GOAL:
Please find all lines in the data that hold the string "tomatoes" and copy them.

RECORDS FOR THIS EXERCISE:
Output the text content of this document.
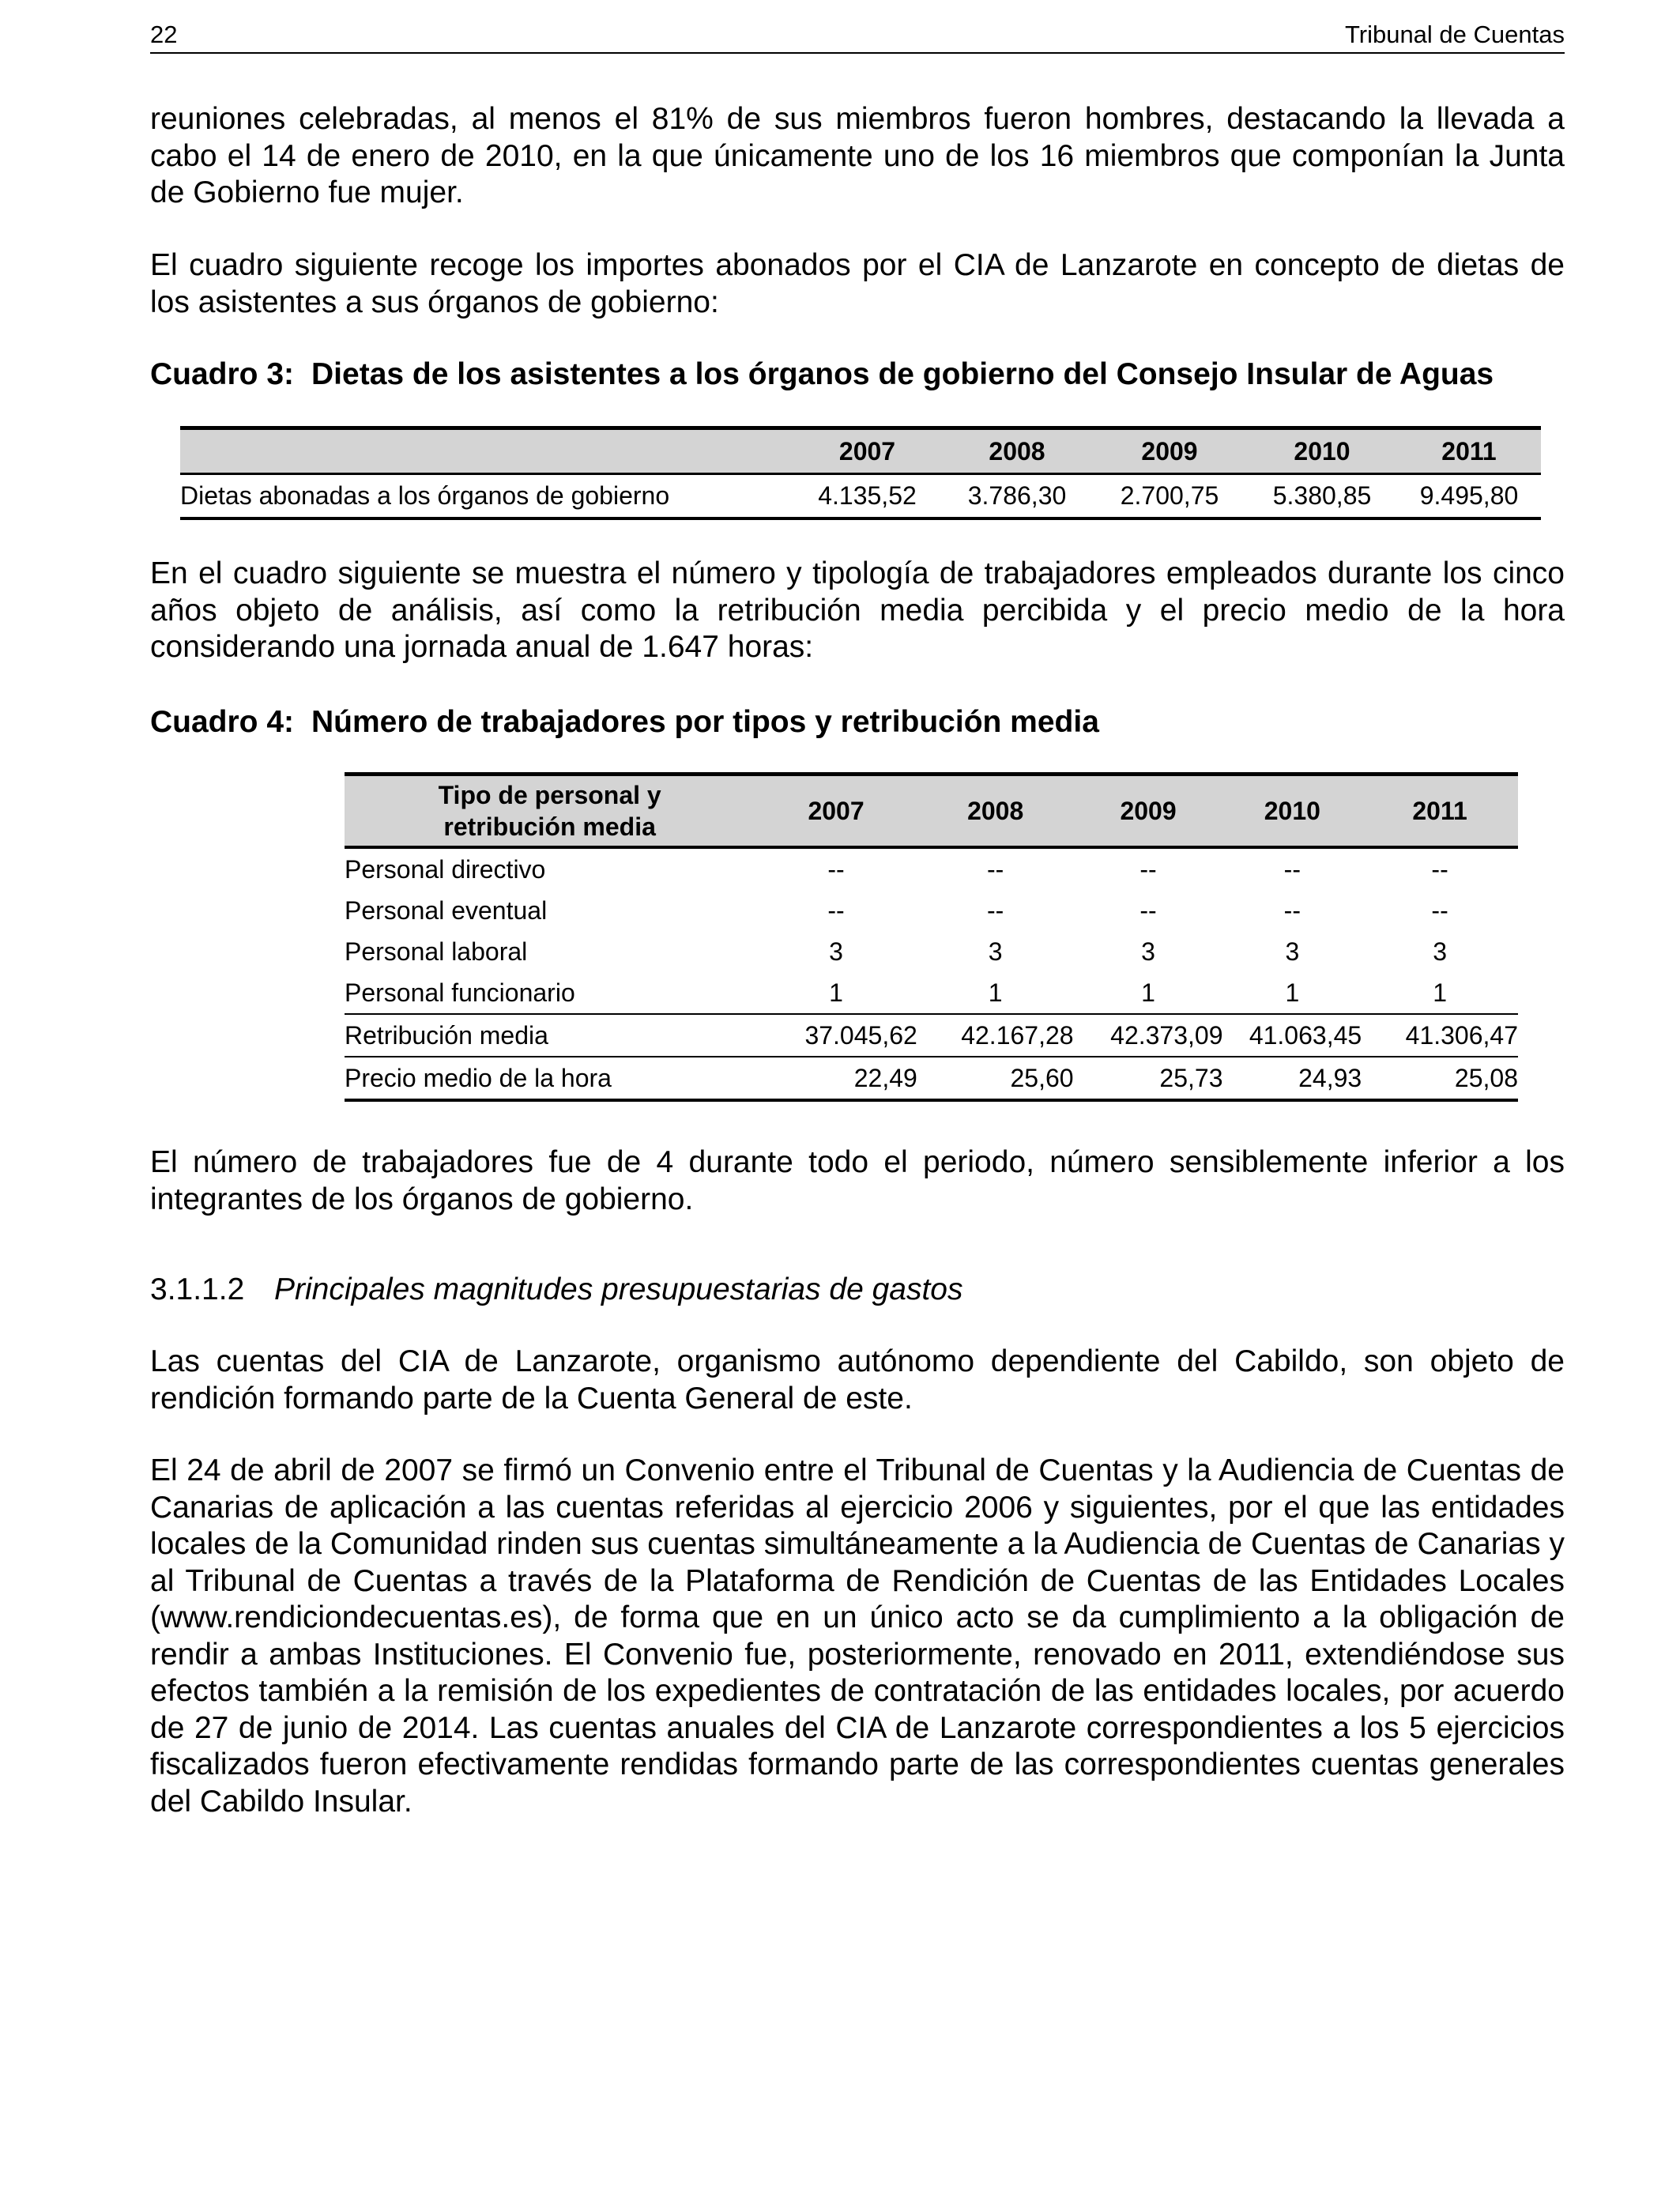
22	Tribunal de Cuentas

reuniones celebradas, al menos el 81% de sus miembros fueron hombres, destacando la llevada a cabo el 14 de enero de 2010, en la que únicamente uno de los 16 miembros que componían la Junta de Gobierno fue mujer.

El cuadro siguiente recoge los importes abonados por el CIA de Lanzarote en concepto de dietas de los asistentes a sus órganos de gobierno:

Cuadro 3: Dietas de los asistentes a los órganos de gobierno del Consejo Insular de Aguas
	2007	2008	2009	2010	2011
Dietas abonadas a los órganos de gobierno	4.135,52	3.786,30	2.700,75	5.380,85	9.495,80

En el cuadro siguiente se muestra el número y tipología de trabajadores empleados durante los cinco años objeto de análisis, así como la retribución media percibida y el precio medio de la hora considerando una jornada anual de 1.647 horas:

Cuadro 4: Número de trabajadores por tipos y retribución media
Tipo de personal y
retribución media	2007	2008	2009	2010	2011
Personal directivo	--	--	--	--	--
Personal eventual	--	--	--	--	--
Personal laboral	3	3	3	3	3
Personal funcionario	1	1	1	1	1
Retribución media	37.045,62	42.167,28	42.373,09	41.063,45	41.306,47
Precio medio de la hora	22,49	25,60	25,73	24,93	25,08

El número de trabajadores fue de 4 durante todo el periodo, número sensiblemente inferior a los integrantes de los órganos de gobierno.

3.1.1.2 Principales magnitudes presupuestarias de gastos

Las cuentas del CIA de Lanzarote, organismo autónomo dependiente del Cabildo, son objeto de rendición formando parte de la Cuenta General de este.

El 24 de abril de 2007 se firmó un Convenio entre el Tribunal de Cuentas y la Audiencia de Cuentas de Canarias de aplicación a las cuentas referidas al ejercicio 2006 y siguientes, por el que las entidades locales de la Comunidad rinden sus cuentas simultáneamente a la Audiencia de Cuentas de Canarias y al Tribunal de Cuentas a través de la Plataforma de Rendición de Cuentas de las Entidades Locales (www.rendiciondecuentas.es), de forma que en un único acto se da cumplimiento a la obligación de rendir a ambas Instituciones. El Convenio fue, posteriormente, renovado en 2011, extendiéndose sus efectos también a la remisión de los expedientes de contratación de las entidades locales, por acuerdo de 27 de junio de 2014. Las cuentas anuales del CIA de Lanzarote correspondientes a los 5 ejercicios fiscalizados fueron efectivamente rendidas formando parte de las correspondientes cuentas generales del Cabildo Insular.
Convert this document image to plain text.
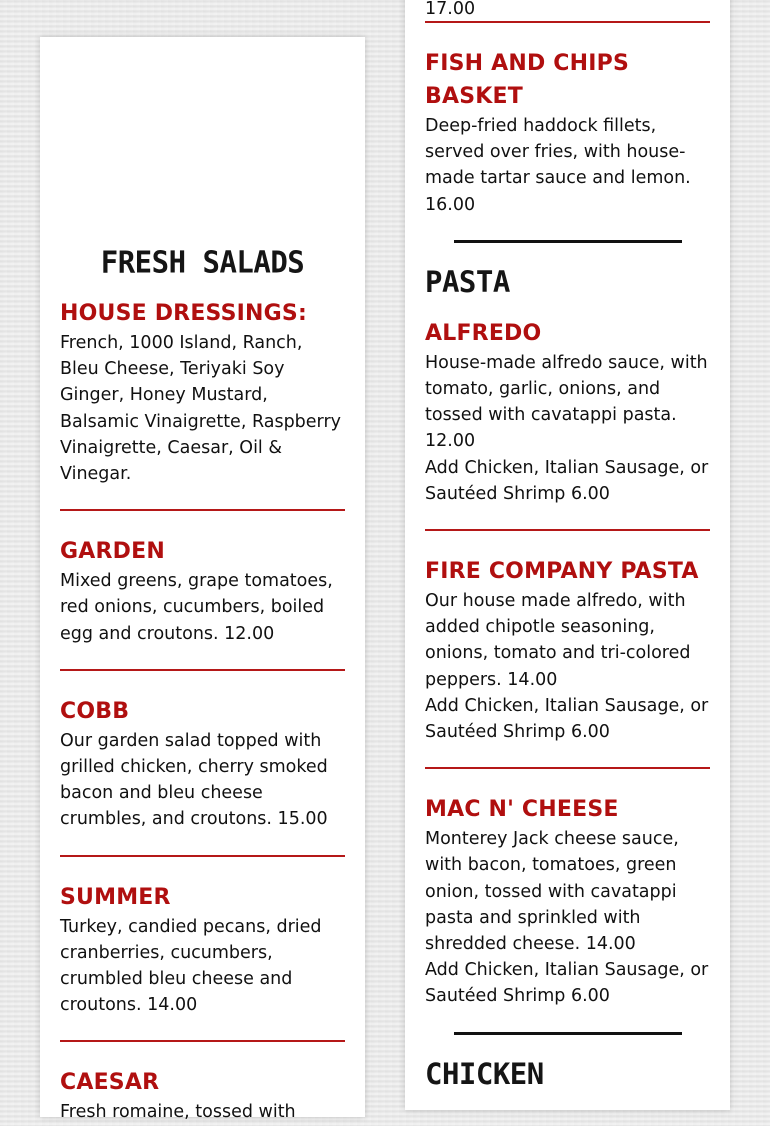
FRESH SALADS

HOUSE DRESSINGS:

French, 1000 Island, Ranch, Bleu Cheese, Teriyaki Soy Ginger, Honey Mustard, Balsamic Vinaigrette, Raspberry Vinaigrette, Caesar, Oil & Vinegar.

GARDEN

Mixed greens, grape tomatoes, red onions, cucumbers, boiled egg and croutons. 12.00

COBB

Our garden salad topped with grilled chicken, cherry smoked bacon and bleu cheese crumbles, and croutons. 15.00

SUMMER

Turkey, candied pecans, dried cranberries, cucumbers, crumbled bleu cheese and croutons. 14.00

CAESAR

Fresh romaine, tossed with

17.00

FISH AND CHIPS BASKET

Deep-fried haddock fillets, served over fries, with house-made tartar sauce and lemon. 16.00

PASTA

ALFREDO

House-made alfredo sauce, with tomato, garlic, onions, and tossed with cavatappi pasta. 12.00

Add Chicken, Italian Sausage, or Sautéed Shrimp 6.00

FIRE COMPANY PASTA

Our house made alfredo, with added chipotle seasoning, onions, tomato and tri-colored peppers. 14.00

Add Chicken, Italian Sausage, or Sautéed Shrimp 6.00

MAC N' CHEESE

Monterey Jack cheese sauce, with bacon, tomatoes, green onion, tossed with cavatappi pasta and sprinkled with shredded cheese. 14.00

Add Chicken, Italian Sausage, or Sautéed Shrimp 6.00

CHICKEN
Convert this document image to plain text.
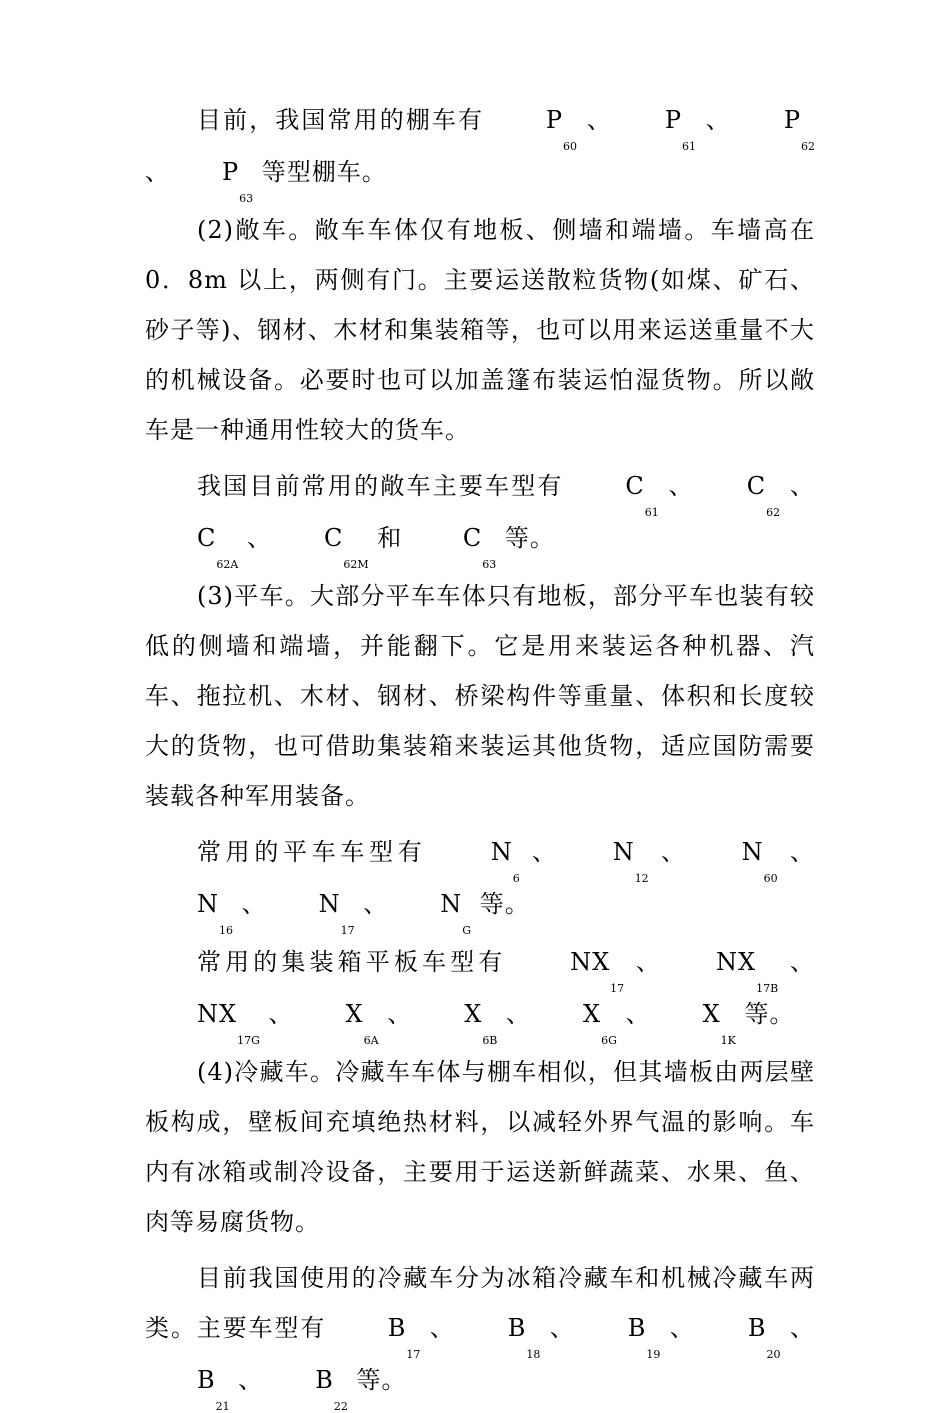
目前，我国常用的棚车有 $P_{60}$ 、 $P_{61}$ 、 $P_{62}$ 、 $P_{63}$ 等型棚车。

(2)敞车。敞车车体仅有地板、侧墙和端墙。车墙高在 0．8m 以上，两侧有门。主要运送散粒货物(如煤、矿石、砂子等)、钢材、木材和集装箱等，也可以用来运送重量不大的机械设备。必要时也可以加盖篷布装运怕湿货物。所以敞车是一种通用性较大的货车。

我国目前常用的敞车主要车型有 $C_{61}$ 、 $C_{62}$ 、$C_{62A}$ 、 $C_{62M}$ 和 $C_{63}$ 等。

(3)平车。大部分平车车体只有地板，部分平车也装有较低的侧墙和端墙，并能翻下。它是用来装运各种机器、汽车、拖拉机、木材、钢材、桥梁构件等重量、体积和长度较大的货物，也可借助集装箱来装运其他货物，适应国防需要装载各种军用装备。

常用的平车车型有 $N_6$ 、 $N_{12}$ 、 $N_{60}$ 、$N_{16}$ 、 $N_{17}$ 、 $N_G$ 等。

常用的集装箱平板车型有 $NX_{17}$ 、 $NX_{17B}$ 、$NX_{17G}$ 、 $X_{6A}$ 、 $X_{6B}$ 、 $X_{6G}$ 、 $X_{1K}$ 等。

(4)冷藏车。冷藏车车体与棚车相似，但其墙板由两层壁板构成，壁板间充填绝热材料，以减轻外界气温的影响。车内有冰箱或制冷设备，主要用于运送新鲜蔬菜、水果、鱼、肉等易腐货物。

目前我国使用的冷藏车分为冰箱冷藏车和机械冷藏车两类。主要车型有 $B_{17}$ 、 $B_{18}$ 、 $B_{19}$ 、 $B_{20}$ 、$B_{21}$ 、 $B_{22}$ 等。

WRITTEN ANSWER:
Mixed greens, grape tomatoes, red onions, cucumbers, boiled egg and croutons. 12.00
Monterey Jack cheese sauce, with bacon, tomatoes, green onion, tossed with cavatappi pasta and sprinkled with shredded cheese. 14.00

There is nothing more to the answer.